[Text segment start]

HANWANG Techonology Co is expected to raise 1.13 billion yuan (US$166 million) with its initial public offering on the Shenzhen Stock Exchange, the Beijing-based e-book manufacturer and office electronics maker said yesterday.

HanWang will use the money on promotion to increase market share in the booming e-book market from rivals including Amazon and Sony, the company said.

"Reading is a basic demand of modern people just like food and clothes," Liu Yingjian, HanWang's chairman said. "The e-book provides people a green and environment-friendly choice."

HanWang plans to sell 27 million shares through its IPO with each costing 41.9 yuan. In 2009, the company's net profit was 85.28 million yuan, more than double the previous year's. But the net profit included an "i-phone" trademark transfer to Apple Inc, which paid 24.94 million yuan to HanWang for the trademark.

The global e-book market will grow more than 124 percent annually on average until 2013 and the market revenue will hit US$2.5 billion in 2013, according to US-based research firm NextGen.

HanWang will use the money in projects including e-book reader, handwriting recognition on portable devices and establishing national promotion platforms, HanWang said.

In 2009, HanWang's revenue was 581 million yuan. E-book sales accounted for 67 percent of income.

[Text segment end]
[Material provided start]

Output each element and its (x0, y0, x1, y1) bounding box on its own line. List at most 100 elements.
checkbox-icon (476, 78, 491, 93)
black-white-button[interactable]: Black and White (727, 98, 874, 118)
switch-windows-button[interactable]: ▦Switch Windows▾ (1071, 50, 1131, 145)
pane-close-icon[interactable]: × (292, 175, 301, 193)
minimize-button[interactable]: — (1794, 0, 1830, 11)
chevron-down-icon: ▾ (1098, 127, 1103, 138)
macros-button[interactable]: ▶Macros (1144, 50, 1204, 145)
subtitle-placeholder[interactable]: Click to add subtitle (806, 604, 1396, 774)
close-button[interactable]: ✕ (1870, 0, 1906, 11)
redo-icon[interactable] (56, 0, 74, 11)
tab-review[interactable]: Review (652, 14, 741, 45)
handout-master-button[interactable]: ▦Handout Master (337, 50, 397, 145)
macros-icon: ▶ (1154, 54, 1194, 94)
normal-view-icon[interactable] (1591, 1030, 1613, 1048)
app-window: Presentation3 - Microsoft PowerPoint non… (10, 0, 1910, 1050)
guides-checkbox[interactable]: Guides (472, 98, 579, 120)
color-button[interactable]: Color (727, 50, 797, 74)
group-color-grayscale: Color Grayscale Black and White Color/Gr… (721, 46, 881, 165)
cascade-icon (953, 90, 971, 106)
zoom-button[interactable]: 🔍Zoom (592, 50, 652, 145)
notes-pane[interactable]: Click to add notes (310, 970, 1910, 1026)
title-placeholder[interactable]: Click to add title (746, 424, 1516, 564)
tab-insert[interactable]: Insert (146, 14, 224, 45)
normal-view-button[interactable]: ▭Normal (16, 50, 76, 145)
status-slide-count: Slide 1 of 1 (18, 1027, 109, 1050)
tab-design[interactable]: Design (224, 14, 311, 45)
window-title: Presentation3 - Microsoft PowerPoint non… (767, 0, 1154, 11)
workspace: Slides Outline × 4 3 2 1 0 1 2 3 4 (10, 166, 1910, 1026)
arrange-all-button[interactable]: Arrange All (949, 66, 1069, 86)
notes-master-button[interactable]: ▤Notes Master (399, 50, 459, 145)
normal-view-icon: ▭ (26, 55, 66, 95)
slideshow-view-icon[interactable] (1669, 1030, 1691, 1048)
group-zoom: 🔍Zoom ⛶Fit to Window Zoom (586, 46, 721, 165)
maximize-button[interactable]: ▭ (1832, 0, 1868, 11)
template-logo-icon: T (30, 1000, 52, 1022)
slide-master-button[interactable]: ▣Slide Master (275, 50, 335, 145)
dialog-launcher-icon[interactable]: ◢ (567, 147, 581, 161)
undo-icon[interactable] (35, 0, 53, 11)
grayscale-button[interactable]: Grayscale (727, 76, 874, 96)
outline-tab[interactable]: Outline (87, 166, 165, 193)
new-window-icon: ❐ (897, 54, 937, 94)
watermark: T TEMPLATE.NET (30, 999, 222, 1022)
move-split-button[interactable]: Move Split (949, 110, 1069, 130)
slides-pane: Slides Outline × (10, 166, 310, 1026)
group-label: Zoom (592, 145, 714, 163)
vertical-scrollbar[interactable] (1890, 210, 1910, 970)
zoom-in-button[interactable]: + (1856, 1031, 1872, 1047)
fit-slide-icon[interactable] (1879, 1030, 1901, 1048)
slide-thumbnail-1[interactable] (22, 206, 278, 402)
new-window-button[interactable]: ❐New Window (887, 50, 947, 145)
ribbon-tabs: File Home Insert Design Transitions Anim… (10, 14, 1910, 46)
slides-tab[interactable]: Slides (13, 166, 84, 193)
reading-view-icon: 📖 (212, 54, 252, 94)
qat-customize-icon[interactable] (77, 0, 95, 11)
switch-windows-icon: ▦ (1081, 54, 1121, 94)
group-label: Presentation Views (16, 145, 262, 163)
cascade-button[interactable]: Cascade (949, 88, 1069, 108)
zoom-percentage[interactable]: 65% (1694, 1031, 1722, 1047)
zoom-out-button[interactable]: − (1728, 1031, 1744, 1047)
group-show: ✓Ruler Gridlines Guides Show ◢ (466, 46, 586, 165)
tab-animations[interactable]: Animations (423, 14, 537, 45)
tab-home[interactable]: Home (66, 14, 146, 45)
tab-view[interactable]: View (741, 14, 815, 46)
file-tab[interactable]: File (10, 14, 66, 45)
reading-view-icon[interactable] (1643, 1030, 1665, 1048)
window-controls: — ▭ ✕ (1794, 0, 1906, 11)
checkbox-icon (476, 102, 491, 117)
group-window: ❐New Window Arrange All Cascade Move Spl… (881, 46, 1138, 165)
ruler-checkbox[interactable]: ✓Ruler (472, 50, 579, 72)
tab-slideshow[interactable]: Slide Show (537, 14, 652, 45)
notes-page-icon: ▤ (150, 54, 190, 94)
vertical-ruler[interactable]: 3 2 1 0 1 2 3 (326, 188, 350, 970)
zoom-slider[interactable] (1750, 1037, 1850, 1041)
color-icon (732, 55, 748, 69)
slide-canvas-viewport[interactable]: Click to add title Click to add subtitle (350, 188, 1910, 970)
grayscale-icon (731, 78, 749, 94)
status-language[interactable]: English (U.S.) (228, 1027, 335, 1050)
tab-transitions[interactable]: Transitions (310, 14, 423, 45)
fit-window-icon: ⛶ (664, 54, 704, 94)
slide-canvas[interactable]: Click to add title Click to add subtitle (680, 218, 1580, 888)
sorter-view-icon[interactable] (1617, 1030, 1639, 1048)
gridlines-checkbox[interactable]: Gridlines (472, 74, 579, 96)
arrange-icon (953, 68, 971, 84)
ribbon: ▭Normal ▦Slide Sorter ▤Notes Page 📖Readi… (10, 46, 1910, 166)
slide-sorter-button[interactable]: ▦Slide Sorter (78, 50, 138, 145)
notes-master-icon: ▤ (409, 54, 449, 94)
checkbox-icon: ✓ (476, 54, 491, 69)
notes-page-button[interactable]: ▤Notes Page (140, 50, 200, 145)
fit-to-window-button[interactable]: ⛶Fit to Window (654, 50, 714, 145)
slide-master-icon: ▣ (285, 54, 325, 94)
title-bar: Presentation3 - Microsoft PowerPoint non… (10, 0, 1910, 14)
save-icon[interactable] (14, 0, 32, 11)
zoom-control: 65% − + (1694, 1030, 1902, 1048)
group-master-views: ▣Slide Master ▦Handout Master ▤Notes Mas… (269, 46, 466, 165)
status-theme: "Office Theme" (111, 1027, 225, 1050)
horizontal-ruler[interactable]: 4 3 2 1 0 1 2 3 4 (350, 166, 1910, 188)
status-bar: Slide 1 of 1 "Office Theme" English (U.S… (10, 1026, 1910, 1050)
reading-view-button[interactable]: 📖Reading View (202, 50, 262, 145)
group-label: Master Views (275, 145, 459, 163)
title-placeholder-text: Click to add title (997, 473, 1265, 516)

[Material provided end]

List every sum of money that the text on HanWang's IPO gives in yuan.

1.13 billion yuan
41.9 yuan
85.28 million yuan
24.94 million yuan
581 million yuan